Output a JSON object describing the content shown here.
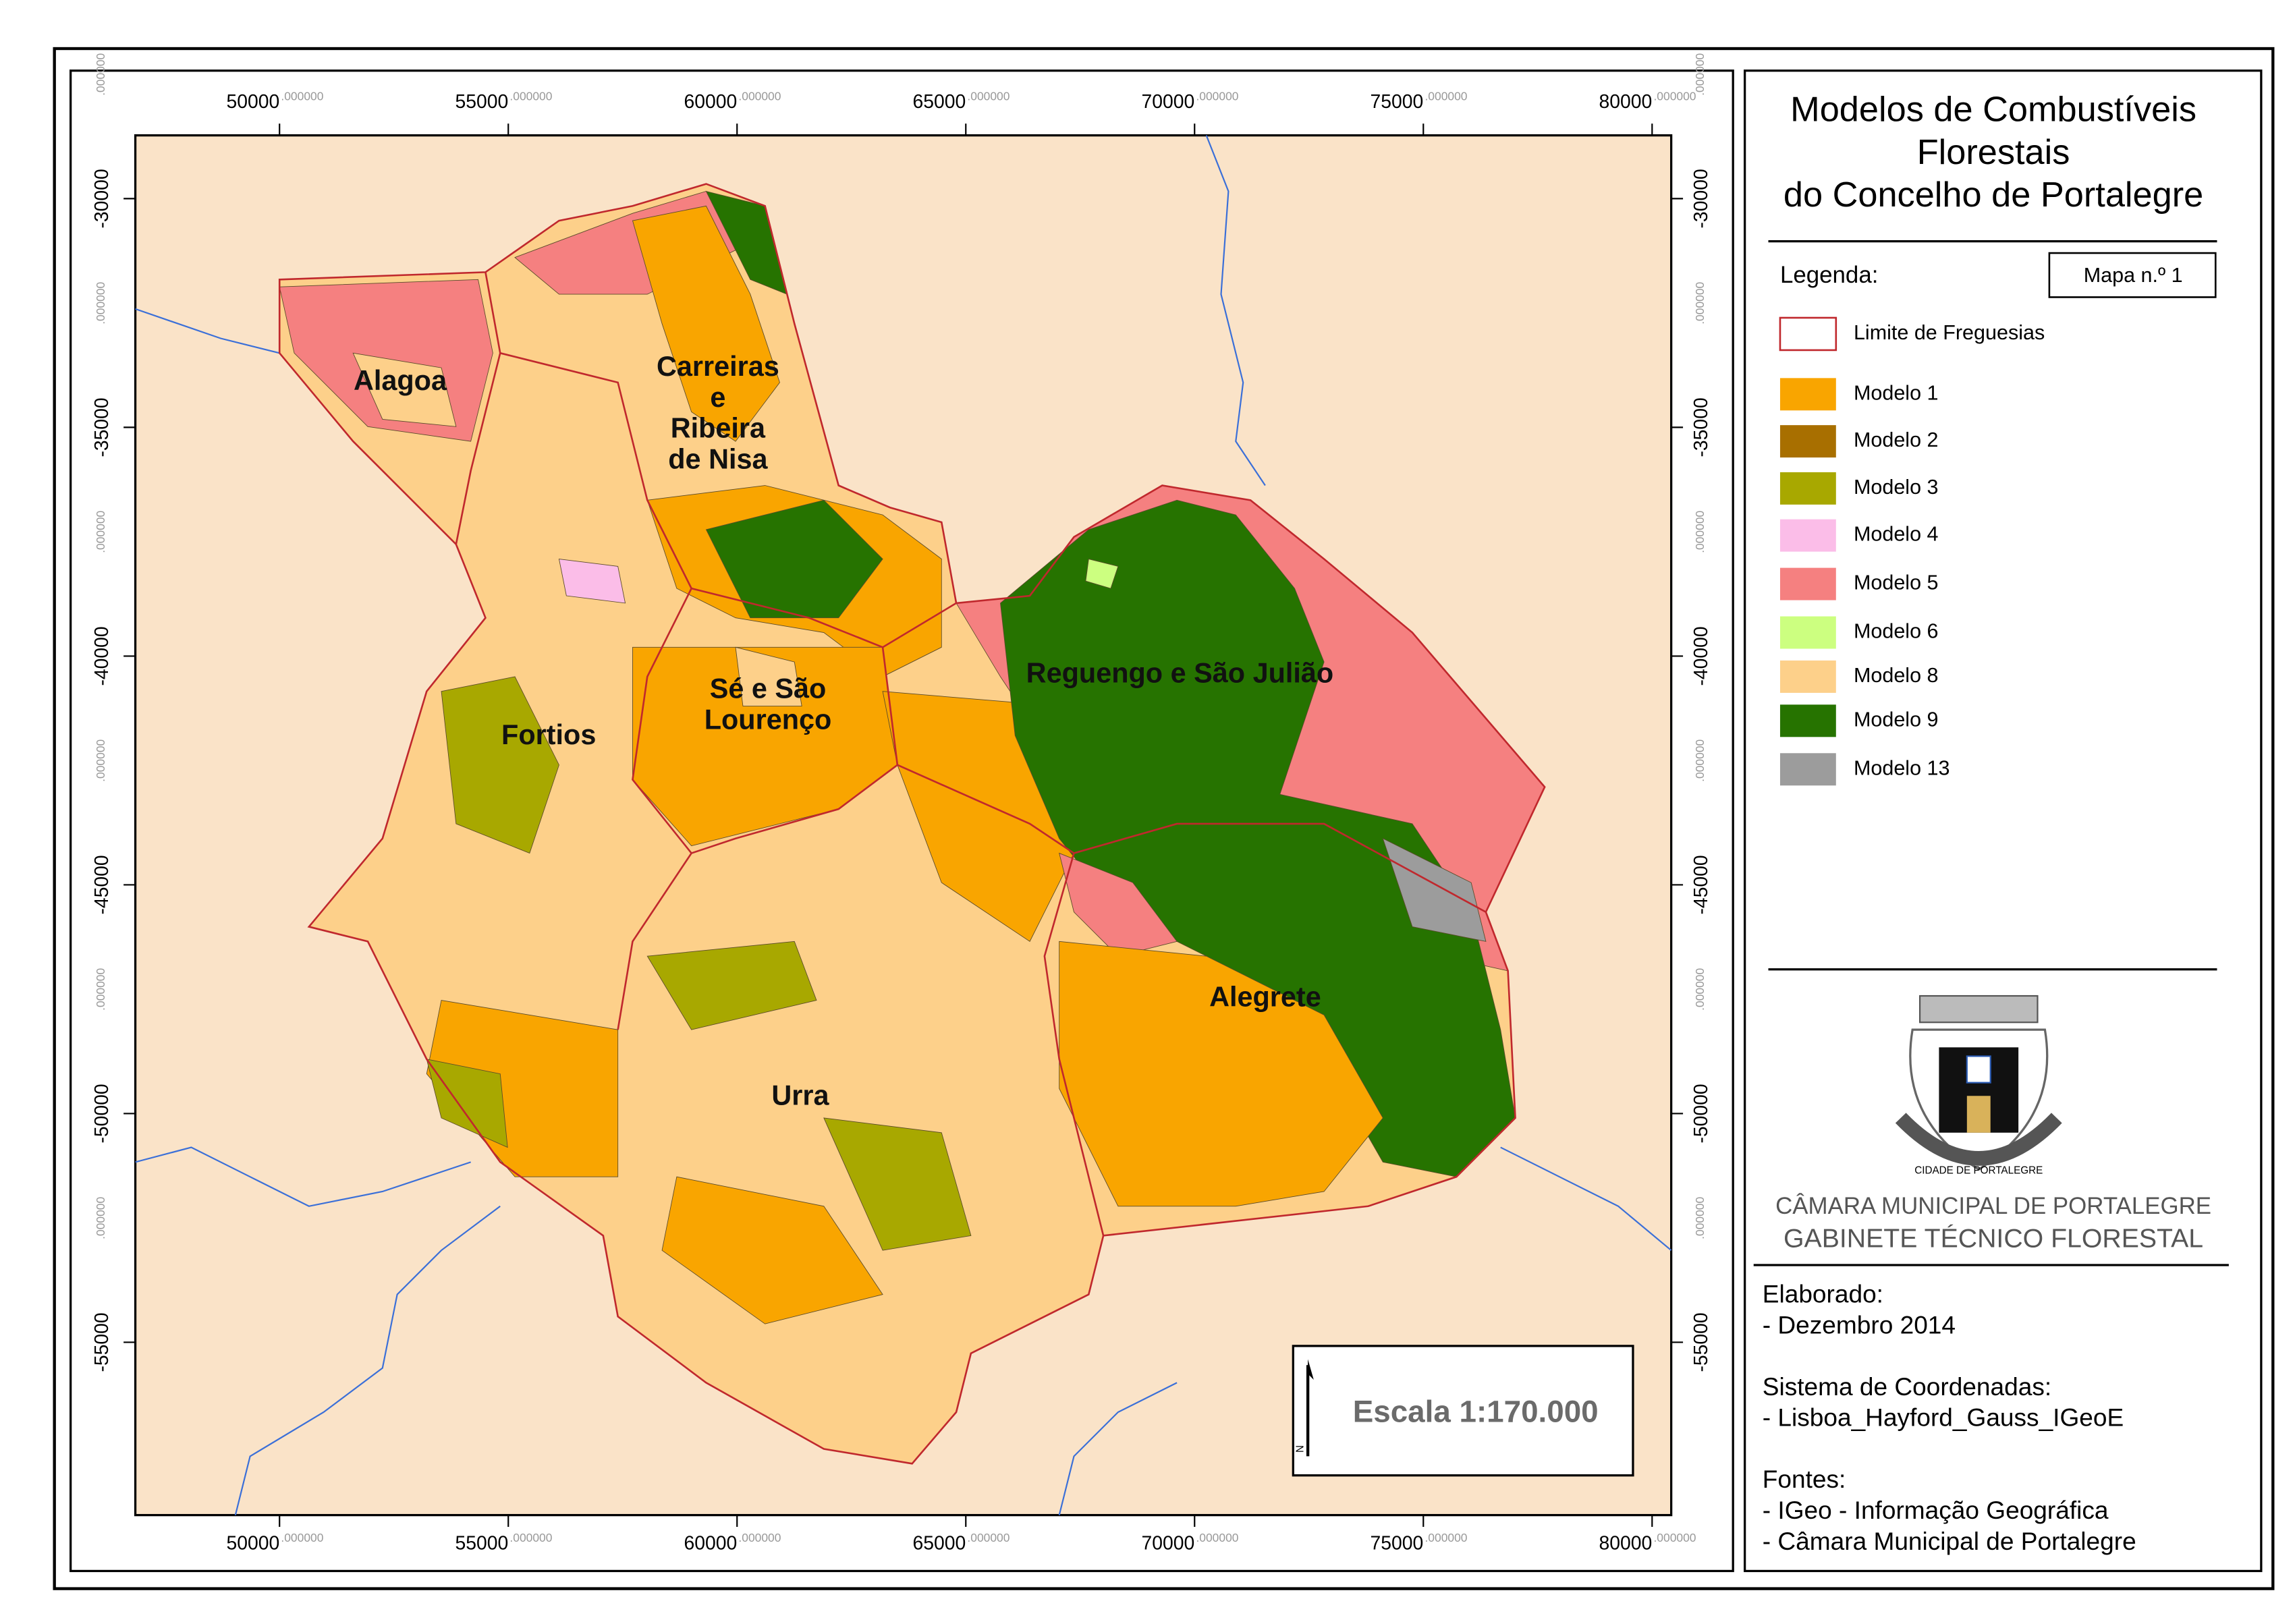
{
  "title_lines": [
    "Modelos de Combustíveis",
    "Florestais",
    "do Concelho de Portalegre"
  ],
  "legend": {
    "heading": "Legenda:",
    "map_number": "Mapa n.º 1",
    "items": [
      {
        "label": "Limite de Freguesias",
        "color": "#ffffff",
        "outline": "#c0282d"
      },
      {
        "label": "Modelo 1",
        "color": "#f9a500"
      },
      {
        "label": "Modelo 2",
        "color": "#a86f00"
      },
      {
        "label": "Modelo 3",
        "color": "#a8a800"
      },
      {
        "label": "Modelo 4",
        "color": "#fbbde8"
      },
      {
        "label": "Modelo 5",
        "color": "#f58080"
      },
      {
        "label": "Modelo 6",
        "color": "#ccff80"
      },
      {
        "label": "Modelo 8",
        "color": "#fdd08a"
      },
      {
        "label": "Modelo 9",
        "color": "#267300"
      },
      {
        "label": "Modelo 13",
        "color": "#9c9c9c"
      }
    ]
  },
  "grid": {
    "x_labels": [
      "50000",
      "55000",
      "60000",
      "65000",
      "70000",
      "75000",
      "80000"
    ],
    "y_labels": [
      "-30000",
      "-35000",
      "-40000",
      "-45000",
      "-50000",
      "-55000"
    ],
    "decimals": ".000000"
  },
  "parish_labels": [
    {
      "lines": [
        "Alagoa"
      ]
    },
    {
      "lines": [
        "Carreiras",
        "e",
        "Ribeira",
        "de Nisa"
      ]
    },
    {
      "lines": [
        "Fortios"
      ]
    },
    {
      "lines": [
        "Sé e São",
        "Lourenço"
      ]
    },
    {
      "lines": [
        "Reguengo e São Julião"
      ]
    },
    {
      "lines": [
        "Alegrete"
      ]
    },
    {
      "lines": [
        "Urra"
      ]
    }
  ],
  "scale": "Escala 1:170.000",
  "north": "N",
  "institution": [
    "CÂMARA MUNICIPAL DE PORTALEGRE",
    "GABINETE TÉCNICO FLORESTAL"
  ],
  "emblem_text": "CIDADE DE PORTALEGRE",
  "notes": [
    {
      "heading": "Elaborado:",
      "lines": [
        "- Dezembro 2014"
      ]
    },
    {
      "heading": "Sistema de Coordenadas:",
      "lines": [
        "- Lisboa_Hayford_Gauss_IGeoE"
      ]
    },
    {
      "heading": "Fontes:",
      "lines": [
        "- IGeo - Informação Geográfica",
        "- Câmara Municipal de Portalegre"
      ]
    }
  ]
}
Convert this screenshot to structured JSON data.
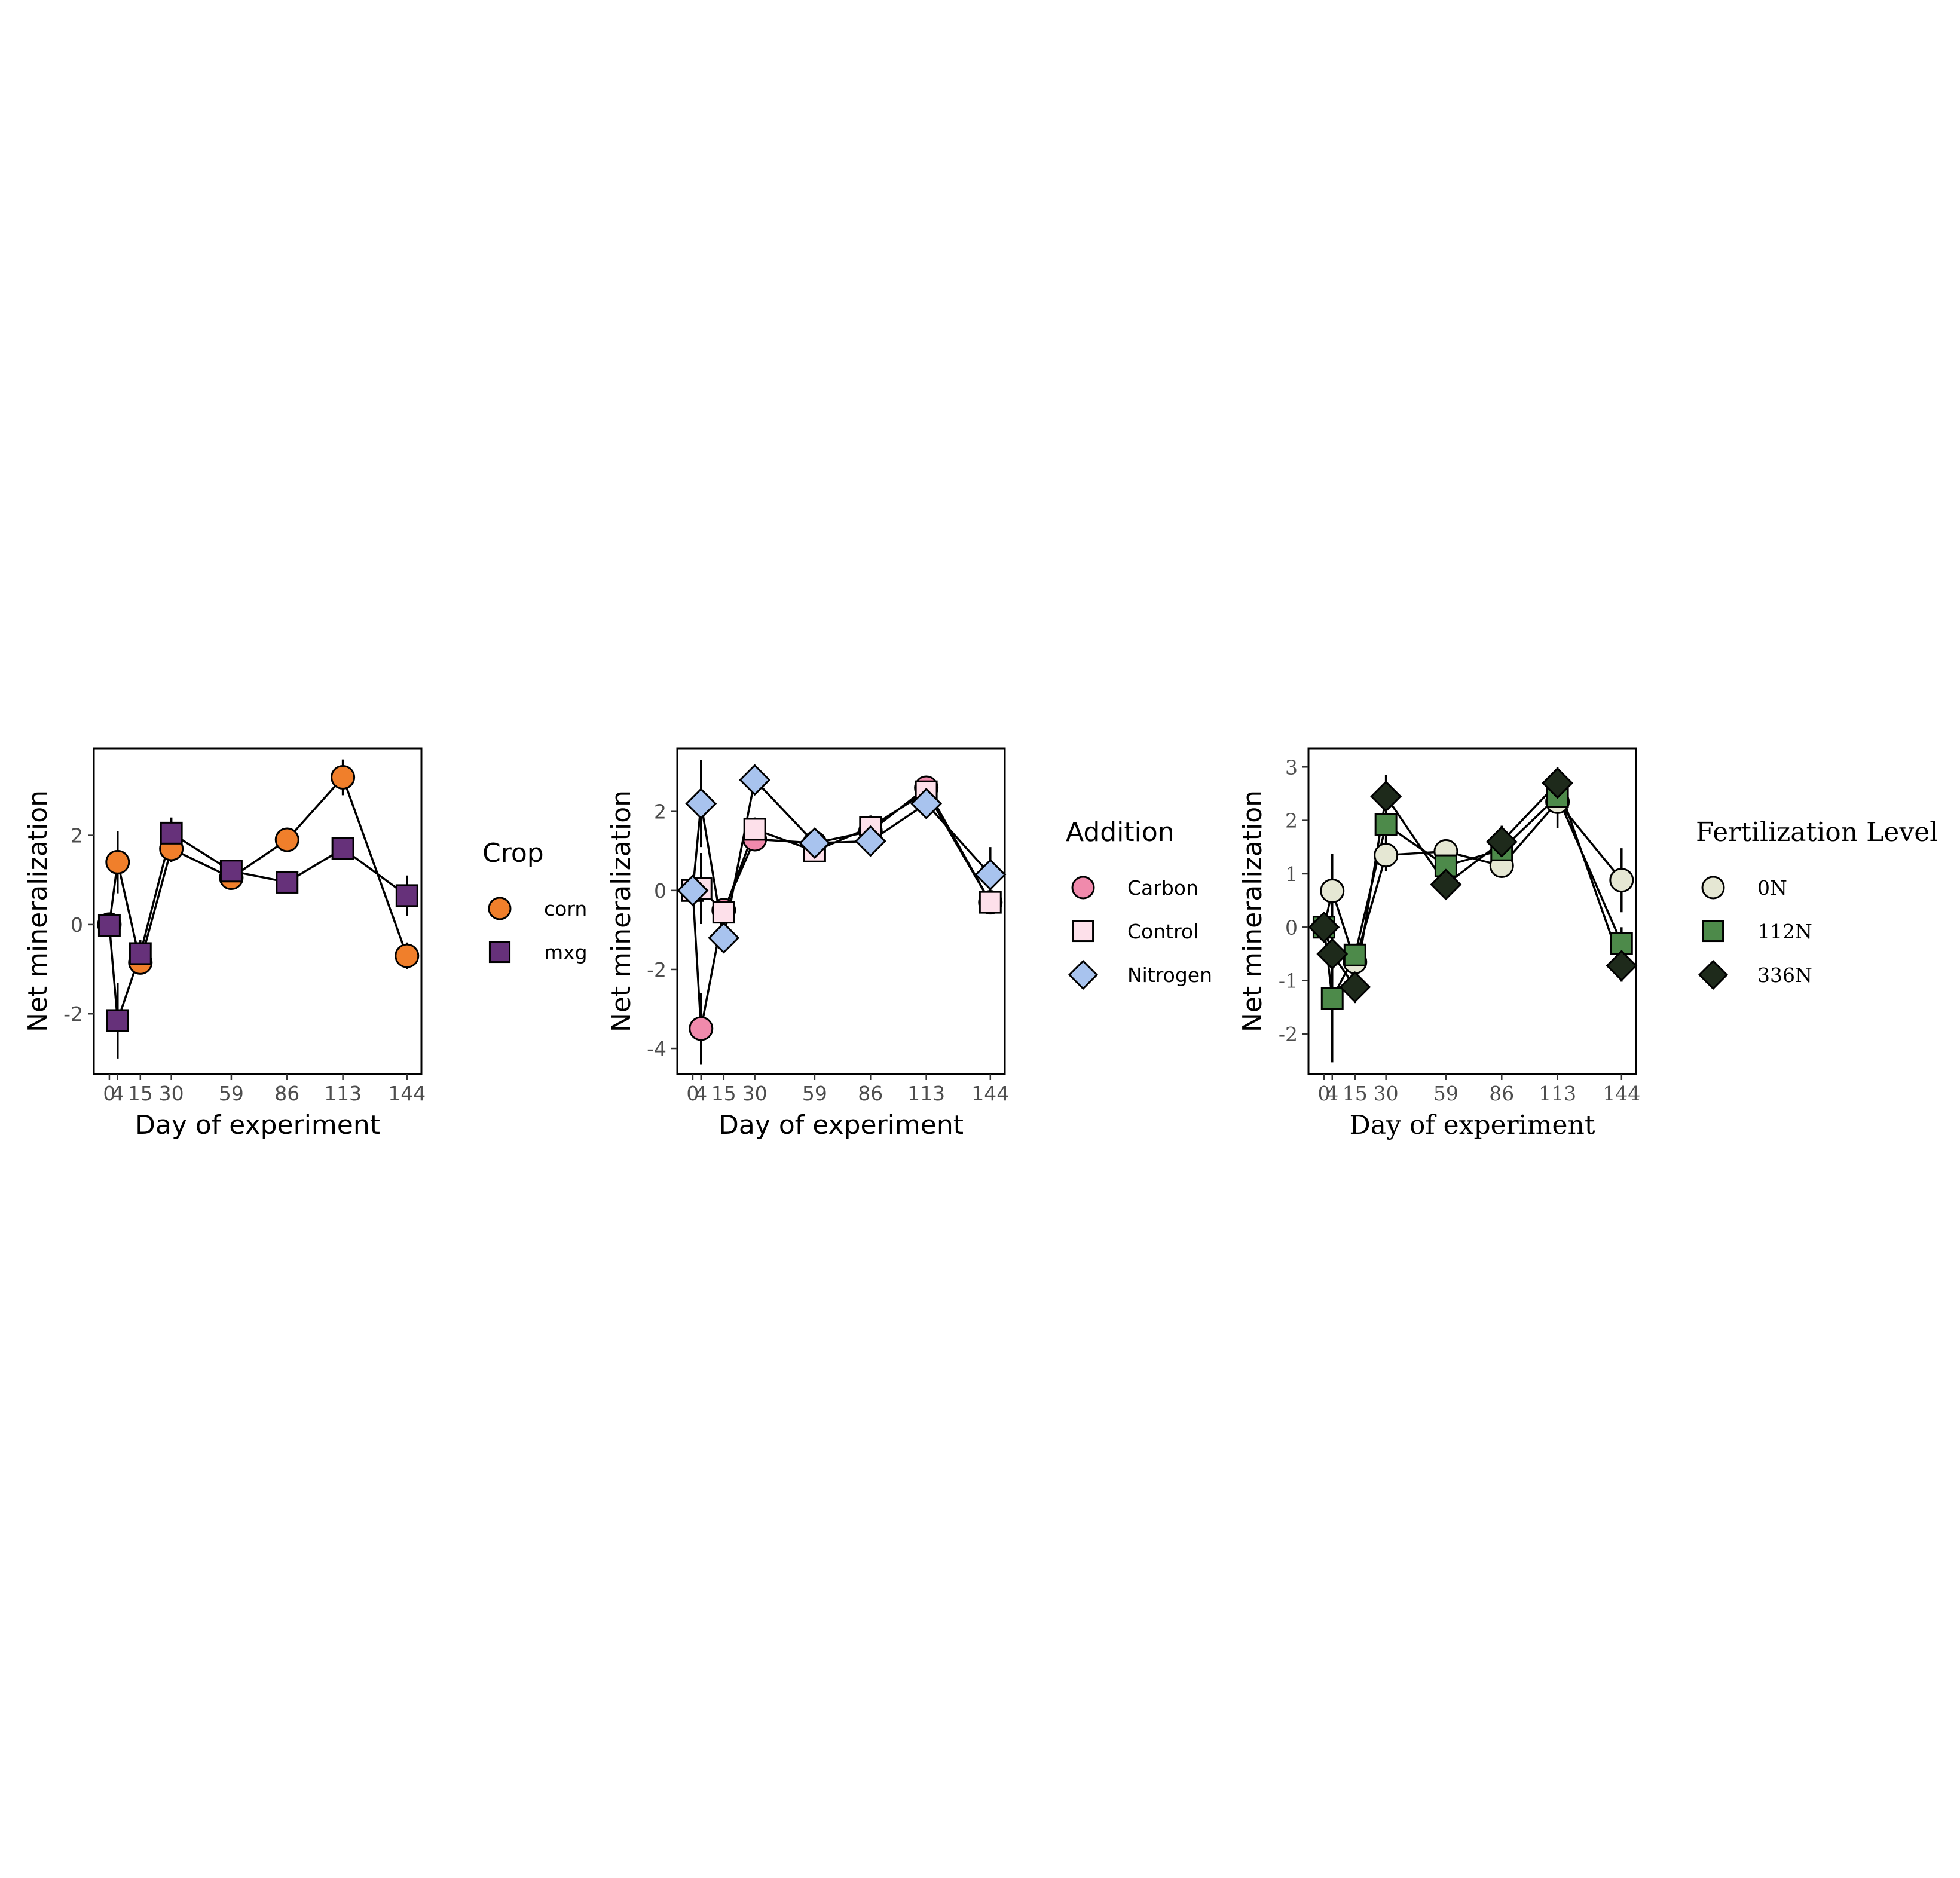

═══

AIM —
What is the number of lines in the data that hold the word "JSON"? Reply with that number and nothing else.

EXERCISE SOLUTION —
2